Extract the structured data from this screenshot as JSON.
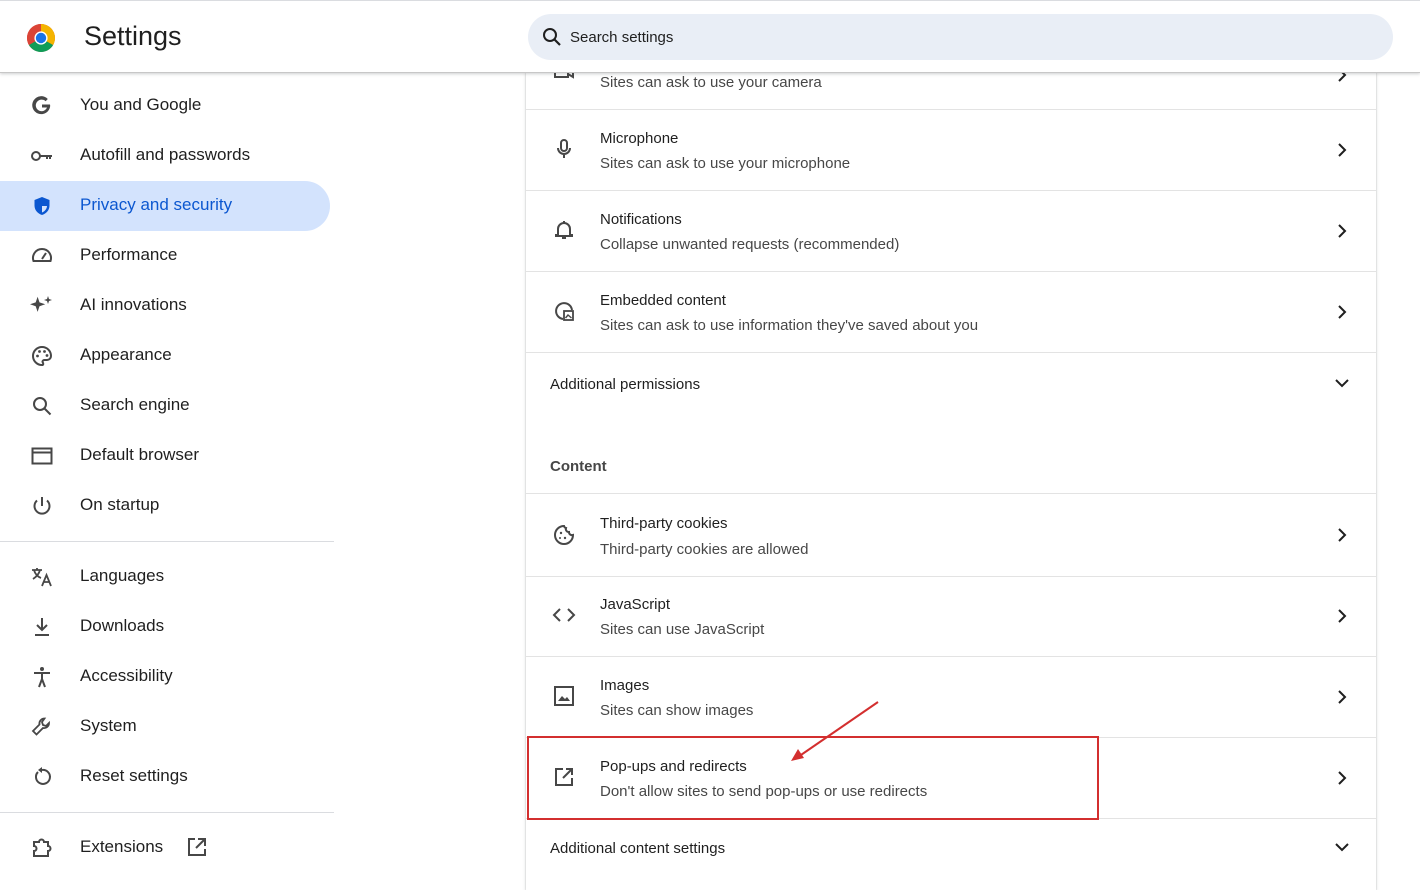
{
  "header": {
    "title": "Settings",
    "search_placeholder": "Search settings"
  },
  "sidebar": {
    "items": [
      {
        "label": "You and Google",
        "icon": "google-g-icon"
      },
      {
        "label": "Autofill and passwords",
        "icon": "key-icon"
      },
      {
        "label": "Privacy and security",
        "icon": "shield-icon",
        "active": true
      },
      {
        "label": "Performance",
        "icon": "speedometer-icon"
      },
      {
        "label": "AI innovations",
        "icon": "sparkle-icon"
      },
      {
        "label": "Appearance",
        "icon": "palette-icon"
      },
      {
        "label": "Search engine",
        "icon": "search-icon"
      },
      {
        "label": "Default browser",
        "icon": "browser-window-icon"
      },
      {
        "label": "On startup",
        "icon": "power-icon"
      }
    ],
    "items2": [
      {
        "label": "Languages",
        "icon": "translate-icon"
      },
      {
        "label": "Downloads",
        "icon": "download-icon"
      },
      {
        "label": "Accessibility",
        "icon": "accessibility-icon"
      },
      {
        "label": "System",
        "icon": "wrench-icon"
      },
      {
        "label": "Reset settings",
        "icon": "reset-icon"
      }
    ],
    "extensions": {
      "label": "Extensions",
      "icon": "puzzle-icon"
    }
  },
  "main": {
    "permissions": [
      {
        "title": "",
        "subtitle": "Sites can ask to use your camera",
        "icon": "camera-icon"
      },
      {
        "title": "Microphone",
        "subtitle": "Sites can ask to use your microphone",
        "icon": "microphone-icon"
      },
      {
        "title": "Notifications",
        "subtitle": "Collapse unwanted requests (recommended)",
        "icon": "bell-icon"
      },
      {
        "title": "Embedded content",
        "subtitle": "Sites can ask to use information they've saved about you",
        "icon": "embedded-content-icon"
      }
    ],
    "additional_permissions": "Additional permissions",
    "content_heading": "Content",
    "content": [
      {
        "title": "Third-party cookies",
        "subtitle": "Third-party cookies are allowed",
        "icon": "cookie-icon"
      },
      {
        "title": "JavaScript",
        "subtitle": "Sites can use JavaScript",
        "icon": "code-icon"
      },
      {
        "title": "Images",
        "subtitle": "Sites can show images",
        "icon": "image-icon"
      },
      {
        "title": "Pop-ups and redirects",
        "subtitle": "Don't allow sites to send pop-ups or use redirects",
        "icon": "external-link-icon"
      }
    ],
    "additional_content_settings": "Additional content settings"
  },
  "colors": {
    "accent": "#0b57d0",
    "active_bg": "#d3e3fd",
    "annotation": "#d32f2f"
  }
}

Set problem:
Above are the records. Identify each line that contains the word "redirects".

Task result:
        "title": "Pop-ups and redirects",
        "subtitle": "Don't allow sites to send pop-ups or use redirects",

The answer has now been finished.